* **Task details**: Sort through the data and copy the lines holding the word "Electric".

* * *

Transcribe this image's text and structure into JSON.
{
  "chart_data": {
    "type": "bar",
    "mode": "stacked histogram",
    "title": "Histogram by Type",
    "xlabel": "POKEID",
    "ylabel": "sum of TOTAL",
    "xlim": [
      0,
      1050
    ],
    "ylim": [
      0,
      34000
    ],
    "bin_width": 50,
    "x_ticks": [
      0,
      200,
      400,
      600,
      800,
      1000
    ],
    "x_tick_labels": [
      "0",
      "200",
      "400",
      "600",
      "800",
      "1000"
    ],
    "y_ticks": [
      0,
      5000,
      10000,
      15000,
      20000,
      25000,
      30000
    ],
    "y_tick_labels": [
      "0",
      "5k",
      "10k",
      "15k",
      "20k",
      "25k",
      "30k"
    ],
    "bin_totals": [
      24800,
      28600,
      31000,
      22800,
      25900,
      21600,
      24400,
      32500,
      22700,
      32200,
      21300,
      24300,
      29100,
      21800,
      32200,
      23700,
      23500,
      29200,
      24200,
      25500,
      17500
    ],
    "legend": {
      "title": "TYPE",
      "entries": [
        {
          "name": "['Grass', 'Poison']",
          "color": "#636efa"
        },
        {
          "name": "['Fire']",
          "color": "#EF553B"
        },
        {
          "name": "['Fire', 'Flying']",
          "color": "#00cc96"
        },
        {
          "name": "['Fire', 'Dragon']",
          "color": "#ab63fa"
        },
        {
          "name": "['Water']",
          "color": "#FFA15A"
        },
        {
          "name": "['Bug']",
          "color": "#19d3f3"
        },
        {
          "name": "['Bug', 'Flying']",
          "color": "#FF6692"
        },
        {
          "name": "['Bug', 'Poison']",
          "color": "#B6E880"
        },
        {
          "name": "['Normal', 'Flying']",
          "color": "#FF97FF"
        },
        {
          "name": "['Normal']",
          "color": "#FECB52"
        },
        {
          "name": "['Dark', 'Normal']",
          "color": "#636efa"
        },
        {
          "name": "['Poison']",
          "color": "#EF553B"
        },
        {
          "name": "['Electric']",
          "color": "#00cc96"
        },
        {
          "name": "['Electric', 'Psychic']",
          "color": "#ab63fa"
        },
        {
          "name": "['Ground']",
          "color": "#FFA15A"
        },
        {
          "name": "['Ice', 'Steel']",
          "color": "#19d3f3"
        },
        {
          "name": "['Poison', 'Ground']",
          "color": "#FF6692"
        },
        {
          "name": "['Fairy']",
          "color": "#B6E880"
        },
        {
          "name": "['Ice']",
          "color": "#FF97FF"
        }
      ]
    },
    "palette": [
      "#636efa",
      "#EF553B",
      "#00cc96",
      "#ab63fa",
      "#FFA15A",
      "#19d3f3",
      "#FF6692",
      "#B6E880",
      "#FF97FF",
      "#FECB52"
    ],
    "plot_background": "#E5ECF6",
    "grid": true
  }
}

* * *

* **Solution**:
          "name": "['Electric']",
          "name": "['Electric', 'Psychic']",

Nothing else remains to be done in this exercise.